- [Provided data]:

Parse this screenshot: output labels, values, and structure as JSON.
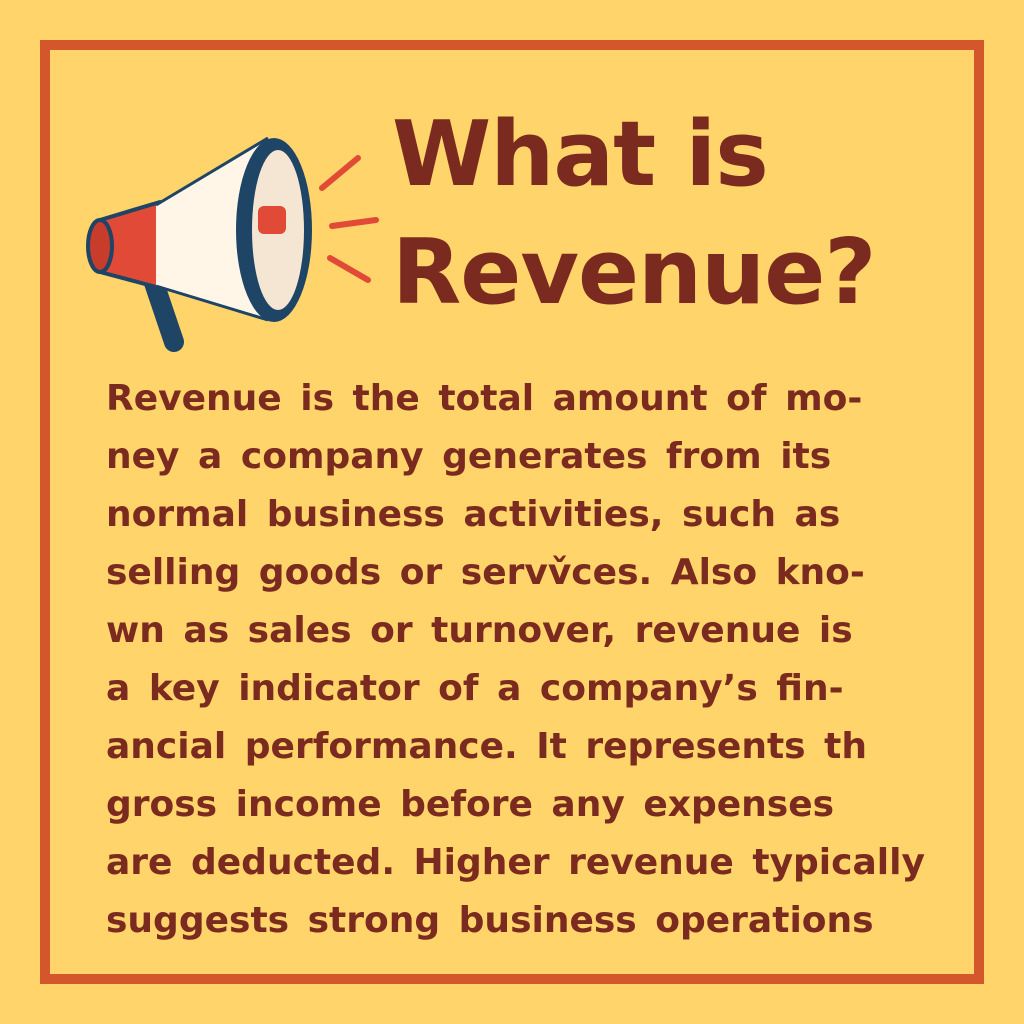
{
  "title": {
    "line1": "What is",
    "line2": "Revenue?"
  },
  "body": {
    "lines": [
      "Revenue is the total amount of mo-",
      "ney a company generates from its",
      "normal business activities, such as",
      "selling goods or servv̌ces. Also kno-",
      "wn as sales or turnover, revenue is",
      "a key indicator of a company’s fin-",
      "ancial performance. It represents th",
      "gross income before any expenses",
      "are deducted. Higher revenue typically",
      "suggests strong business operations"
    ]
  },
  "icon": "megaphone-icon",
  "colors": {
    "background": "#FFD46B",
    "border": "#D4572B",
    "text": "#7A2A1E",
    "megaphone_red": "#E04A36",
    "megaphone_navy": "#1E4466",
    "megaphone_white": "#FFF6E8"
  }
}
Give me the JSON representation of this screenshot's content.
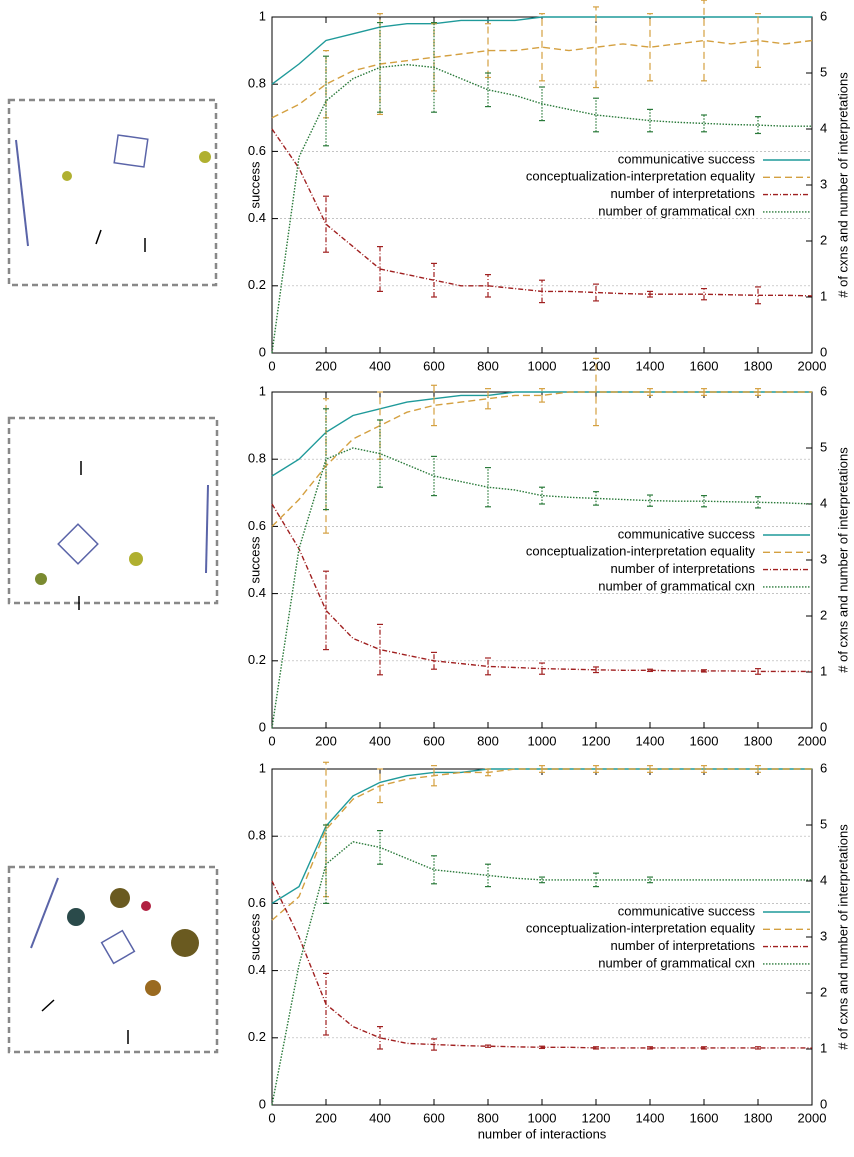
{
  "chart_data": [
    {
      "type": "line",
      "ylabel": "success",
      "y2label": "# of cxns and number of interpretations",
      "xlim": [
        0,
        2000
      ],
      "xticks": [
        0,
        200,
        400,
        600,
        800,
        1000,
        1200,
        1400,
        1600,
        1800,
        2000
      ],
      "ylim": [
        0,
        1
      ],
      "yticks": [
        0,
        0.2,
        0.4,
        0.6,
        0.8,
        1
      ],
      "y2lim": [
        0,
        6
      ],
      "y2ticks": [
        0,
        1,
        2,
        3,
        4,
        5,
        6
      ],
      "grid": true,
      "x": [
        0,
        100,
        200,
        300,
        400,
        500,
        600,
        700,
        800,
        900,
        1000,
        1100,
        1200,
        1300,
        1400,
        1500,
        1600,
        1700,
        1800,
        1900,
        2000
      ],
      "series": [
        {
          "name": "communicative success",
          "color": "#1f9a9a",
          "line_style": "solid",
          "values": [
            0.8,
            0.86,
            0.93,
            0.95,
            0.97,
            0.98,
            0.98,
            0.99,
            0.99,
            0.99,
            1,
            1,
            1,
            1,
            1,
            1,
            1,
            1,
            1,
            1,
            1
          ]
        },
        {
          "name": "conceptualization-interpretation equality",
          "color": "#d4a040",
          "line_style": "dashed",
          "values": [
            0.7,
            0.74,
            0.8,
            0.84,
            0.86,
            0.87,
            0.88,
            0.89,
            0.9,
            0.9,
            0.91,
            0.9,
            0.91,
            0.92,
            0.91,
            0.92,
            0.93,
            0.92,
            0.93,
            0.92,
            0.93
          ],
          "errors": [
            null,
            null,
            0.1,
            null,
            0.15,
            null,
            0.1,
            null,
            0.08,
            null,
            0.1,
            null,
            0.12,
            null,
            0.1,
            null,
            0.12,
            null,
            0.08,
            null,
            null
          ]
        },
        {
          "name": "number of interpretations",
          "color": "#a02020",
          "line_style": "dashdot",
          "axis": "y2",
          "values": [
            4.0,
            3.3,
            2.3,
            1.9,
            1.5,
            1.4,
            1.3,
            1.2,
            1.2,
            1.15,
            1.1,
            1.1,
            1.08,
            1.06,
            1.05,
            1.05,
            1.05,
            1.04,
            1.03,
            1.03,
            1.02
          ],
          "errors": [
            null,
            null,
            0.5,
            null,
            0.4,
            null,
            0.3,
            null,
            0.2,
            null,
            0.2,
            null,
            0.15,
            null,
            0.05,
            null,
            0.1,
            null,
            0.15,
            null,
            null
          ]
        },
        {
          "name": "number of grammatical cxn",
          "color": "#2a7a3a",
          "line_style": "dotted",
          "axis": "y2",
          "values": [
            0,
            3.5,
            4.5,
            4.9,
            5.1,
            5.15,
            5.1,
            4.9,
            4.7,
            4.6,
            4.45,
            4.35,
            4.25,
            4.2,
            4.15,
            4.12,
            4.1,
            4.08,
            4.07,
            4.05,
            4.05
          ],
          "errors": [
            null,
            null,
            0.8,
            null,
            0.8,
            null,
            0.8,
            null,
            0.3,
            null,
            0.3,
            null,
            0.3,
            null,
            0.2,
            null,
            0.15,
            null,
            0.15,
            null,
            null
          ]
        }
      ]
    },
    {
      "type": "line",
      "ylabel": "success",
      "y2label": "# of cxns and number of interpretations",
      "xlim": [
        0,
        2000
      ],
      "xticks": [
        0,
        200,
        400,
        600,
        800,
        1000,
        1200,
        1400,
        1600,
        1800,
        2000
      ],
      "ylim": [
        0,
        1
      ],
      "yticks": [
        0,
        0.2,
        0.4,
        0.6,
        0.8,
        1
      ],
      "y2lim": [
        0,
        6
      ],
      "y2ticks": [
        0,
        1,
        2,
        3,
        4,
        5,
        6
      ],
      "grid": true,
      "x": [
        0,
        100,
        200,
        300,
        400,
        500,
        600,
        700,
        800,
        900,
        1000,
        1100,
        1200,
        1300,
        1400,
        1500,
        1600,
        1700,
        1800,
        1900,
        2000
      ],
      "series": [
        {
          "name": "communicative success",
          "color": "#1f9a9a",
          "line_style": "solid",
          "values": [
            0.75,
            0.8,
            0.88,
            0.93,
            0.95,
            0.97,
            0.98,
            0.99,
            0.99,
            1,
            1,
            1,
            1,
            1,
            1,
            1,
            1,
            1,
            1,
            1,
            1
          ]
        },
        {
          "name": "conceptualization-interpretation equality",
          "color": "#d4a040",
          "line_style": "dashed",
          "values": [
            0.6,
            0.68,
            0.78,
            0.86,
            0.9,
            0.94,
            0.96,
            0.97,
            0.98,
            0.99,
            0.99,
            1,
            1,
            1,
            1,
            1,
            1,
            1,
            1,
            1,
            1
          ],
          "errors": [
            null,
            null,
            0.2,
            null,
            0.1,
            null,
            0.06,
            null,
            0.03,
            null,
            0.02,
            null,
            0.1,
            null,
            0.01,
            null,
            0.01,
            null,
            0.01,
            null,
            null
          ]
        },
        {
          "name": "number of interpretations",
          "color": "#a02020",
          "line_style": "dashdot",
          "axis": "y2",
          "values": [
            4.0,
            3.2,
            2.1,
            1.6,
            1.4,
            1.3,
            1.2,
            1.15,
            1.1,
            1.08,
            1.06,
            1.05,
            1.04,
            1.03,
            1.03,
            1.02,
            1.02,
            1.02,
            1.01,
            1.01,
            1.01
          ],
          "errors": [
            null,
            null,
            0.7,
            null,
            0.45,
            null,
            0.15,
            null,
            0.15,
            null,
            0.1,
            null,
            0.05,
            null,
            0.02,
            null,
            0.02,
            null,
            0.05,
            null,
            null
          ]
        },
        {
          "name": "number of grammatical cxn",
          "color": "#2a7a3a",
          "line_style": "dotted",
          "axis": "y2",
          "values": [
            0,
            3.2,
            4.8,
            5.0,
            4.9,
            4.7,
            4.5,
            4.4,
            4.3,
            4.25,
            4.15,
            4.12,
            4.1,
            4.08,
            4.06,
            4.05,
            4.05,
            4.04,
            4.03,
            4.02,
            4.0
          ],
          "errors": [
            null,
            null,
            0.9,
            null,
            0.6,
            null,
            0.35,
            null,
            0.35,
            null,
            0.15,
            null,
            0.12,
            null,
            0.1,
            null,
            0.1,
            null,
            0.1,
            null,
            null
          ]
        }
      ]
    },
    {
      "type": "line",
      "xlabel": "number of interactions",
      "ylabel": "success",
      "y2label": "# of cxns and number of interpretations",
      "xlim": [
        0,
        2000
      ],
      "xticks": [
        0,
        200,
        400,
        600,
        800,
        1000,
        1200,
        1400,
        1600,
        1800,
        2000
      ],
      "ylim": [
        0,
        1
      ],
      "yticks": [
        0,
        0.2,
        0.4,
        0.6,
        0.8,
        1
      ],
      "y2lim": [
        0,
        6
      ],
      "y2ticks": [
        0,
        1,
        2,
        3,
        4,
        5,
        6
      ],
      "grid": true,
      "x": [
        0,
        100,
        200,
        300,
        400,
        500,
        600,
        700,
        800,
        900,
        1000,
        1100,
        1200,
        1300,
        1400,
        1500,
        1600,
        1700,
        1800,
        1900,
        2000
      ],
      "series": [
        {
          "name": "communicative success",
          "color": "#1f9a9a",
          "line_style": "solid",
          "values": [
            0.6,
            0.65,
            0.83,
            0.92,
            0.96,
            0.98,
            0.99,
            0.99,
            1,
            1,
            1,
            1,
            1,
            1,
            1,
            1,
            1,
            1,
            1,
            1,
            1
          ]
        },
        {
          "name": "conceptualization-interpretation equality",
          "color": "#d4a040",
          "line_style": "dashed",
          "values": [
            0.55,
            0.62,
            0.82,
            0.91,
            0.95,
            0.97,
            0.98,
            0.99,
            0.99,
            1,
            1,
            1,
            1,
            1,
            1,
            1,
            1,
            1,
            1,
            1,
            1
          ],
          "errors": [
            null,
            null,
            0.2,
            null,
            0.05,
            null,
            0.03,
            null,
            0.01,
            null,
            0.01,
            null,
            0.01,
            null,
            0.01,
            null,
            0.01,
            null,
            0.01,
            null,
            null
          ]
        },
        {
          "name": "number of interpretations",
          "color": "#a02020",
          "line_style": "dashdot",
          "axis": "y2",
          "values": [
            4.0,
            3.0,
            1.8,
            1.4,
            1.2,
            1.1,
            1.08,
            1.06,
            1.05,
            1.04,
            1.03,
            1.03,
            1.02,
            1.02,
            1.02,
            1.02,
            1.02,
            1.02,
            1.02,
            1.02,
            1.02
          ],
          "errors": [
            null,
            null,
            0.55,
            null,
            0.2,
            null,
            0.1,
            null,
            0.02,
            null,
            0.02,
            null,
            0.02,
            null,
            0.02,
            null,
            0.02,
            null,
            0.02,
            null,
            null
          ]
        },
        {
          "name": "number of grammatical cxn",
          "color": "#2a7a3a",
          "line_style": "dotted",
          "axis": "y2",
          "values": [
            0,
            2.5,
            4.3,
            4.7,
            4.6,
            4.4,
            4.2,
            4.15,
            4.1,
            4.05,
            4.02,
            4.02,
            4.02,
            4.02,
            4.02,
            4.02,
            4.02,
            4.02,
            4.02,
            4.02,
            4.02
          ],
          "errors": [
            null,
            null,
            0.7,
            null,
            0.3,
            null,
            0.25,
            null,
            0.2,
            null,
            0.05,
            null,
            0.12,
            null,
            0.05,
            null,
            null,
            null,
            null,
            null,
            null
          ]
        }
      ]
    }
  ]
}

...

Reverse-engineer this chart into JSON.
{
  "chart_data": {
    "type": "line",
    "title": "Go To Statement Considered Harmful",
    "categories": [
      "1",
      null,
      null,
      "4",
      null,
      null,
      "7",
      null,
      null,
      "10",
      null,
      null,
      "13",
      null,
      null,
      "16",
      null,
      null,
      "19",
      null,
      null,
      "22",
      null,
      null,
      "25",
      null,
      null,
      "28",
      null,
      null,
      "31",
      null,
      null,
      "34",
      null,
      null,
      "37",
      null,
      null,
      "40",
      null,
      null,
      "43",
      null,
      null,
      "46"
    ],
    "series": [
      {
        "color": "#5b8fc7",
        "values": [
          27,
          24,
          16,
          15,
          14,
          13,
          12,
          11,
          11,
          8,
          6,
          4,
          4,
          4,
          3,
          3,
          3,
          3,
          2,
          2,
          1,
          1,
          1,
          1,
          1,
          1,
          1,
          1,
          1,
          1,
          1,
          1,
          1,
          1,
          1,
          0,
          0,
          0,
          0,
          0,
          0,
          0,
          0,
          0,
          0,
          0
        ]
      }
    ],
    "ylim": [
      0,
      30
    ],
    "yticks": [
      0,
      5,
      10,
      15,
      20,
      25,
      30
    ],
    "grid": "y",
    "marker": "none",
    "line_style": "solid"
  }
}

* * *

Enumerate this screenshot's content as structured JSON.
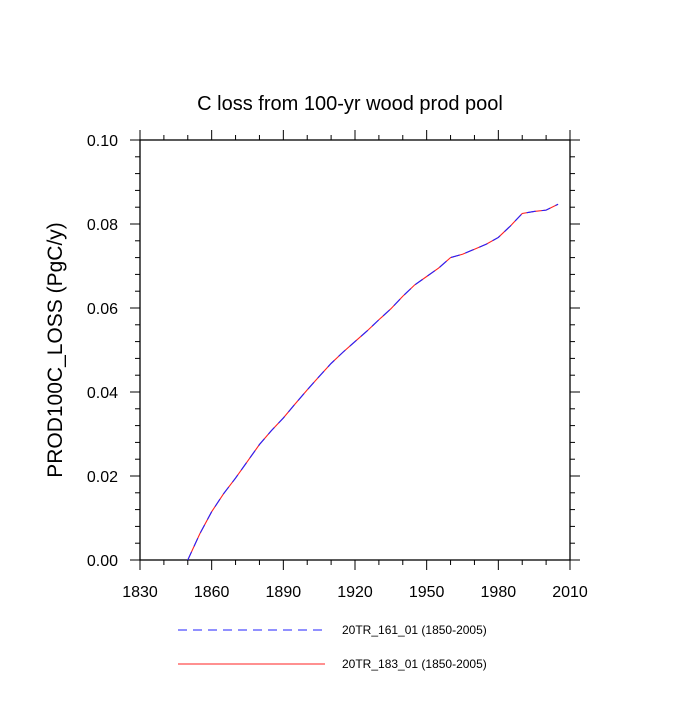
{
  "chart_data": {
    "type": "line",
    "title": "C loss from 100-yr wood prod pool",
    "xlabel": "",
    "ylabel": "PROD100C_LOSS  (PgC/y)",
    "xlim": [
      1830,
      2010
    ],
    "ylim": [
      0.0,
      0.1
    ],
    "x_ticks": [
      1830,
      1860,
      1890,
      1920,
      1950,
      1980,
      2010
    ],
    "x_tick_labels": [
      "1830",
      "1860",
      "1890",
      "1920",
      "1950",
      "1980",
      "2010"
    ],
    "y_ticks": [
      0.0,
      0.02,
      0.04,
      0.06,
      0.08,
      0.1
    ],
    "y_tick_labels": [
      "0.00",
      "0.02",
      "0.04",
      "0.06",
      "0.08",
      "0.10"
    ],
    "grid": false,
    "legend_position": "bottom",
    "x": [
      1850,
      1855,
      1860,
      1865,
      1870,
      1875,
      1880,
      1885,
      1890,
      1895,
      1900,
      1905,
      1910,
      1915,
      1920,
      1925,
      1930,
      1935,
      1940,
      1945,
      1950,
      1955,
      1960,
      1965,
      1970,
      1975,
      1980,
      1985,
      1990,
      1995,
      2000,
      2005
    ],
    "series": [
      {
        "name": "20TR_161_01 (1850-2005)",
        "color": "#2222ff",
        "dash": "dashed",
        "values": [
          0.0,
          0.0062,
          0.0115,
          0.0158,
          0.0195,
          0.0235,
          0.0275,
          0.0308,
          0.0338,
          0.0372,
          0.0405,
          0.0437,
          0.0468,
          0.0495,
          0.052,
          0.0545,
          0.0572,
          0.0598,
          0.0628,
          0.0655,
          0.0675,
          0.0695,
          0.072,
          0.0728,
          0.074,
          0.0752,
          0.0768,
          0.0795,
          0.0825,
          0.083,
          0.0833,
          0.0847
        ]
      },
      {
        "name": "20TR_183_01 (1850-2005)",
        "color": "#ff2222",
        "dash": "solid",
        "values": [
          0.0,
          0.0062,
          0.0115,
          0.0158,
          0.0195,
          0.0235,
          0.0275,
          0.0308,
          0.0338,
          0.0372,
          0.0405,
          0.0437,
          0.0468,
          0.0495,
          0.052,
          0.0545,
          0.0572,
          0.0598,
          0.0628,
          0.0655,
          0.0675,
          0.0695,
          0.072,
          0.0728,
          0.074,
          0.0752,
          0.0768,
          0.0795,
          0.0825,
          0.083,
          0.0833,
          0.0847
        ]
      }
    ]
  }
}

- [What you will do]: Among the lines above, how many contain the string "title"? State the number alone.

- [Solution for this task]: 3